Enunciado da tarefa:
Atualize o trecho sobre José Mujica, começando em "Em outubro, Mujica" e terminando em "casa do hospital.", com "discurso" substituído por "pronunciamento".

Morreu nesta terça-feira (13), aos 89 anos, o ex-presidente do Uruguai, José “Pepe” Mujica. Ele governou o país entre 2010 e 2015. A informação foi confirmada pelo atual presidente uruguaio, Yamandú Orsi, visto como um dos herdeiros de Mujica.
Em abril do ano passado, ele revelou que estava com um tumor no esôfago em estágio avançado. Na ocasião, o ex-presidente também disse que seu quadro de saúde era complexo, porque já sofria, de uma doença imunológica há mais de 20 anos que afetou, entre outras coisas, os seus rins, o que gerou dificuldades para o tratamento.
Em outubro, Mujica fez um discurso em tom de despedida ao afirmar “estar perto de se retirar para o lugar de onde não se volta” em primeira aparição pública desde que voltou para casa do hospital.
José Alberto Mujica Cordano nasceu em Montevidéu, em 20 de maio de 1935. Nos anos 1960, tornou-se membro da guerrilha Movimento de Libertação Nacional – Tupamaros. O grupo ganhou notoriedade, antes da instalação da ditadura militar uruguaia, em 1973, por assaltar bancos e distribuir comida e dinheiro roubado aos pobres.
De acordo com o G1, durante sua atuação na clandestinidade, Mujica foi ferido quatro vezes em confrontos com forças policiais. Escapou duas vezes da prisão até ser recapturado definitivamente, em 1972. Ele era um dos presos considerados “sequestrados” pelo regime — e seria executado sumariamente caso os Tupamaros retomassem as atividades de guerrilha. Ao todo, passou 14 anos de sua vida atrás das grades.

Dados de origem:
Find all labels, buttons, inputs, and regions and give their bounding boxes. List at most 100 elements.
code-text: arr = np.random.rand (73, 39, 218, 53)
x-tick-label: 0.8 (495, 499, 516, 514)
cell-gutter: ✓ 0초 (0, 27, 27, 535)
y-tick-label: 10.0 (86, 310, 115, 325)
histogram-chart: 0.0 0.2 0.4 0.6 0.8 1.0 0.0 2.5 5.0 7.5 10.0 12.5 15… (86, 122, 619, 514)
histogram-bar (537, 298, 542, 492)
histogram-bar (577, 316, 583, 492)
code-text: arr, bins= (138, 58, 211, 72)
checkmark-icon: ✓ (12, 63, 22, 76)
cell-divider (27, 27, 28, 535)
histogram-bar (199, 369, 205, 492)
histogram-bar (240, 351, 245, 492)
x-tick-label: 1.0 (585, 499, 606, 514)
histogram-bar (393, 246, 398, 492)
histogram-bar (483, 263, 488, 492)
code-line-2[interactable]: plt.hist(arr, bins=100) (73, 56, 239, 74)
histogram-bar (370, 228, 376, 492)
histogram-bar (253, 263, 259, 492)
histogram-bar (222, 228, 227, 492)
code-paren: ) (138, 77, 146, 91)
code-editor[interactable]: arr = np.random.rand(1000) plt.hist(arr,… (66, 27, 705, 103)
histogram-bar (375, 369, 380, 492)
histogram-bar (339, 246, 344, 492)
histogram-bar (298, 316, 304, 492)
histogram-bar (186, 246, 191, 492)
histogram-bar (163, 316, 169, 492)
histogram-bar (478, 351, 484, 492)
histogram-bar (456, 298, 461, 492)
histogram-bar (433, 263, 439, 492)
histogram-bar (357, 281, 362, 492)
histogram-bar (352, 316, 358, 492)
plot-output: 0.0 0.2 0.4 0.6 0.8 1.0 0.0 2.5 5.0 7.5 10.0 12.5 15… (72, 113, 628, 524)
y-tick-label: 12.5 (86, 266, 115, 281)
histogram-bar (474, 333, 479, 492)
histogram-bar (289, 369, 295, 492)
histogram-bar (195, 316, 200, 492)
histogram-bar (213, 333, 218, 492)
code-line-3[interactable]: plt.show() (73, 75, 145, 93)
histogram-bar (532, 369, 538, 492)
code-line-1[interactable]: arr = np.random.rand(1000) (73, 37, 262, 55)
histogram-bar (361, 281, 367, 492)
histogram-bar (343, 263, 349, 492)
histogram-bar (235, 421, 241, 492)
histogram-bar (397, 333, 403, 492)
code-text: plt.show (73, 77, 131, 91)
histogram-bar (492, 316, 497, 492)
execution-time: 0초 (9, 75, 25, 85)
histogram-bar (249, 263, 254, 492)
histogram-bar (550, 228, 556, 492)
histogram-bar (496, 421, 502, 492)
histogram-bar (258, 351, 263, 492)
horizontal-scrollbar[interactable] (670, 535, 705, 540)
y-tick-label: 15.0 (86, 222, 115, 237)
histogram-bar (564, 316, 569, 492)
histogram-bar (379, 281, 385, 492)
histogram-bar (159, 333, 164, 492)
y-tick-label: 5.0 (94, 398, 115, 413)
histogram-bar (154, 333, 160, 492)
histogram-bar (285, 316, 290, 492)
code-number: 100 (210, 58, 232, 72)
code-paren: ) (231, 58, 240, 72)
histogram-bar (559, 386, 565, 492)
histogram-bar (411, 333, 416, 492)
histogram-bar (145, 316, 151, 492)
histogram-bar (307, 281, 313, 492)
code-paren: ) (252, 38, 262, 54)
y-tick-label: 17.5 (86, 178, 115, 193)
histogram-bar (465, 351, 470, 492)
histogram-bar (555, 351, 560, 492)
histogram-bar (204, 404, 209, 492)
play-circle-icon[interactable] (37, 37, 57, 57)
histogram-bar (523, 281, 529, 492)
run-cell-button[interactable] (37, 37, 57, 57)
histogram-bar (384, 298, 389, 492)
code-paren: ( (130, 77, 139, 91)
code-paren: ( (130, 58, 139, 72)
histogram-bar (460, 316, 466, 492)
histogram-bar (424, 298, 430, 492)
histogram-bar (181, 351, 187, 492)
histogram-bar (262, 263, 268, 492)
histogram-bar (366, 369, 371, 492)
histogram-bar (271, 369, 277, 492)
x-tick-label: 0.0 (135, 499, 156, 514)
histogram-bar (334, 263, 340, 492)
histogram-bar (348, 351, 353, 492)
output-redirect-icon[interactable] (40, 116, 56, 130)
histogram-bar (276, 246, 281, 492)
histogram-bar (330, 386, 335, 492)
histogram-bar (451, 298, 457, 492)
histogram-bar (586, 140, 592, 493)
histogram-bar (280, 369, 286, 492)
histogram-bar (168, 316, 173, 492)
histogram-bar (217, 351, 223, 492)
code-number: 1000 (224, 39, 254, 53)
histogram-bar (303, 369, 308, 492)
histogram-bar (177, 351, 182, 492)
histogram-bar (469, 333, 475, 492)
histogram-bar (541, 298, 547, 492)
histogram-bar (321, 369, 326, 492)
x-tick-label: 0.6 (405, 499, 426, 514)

Resposta à tarefa:
Em outubro, Mujica fez um pronunciamento em tom de despedida ao afirmar “estar perto de se retirar para o lugar de onde não se volta” em primeira aparição pública desde que voltou para casa do hospital.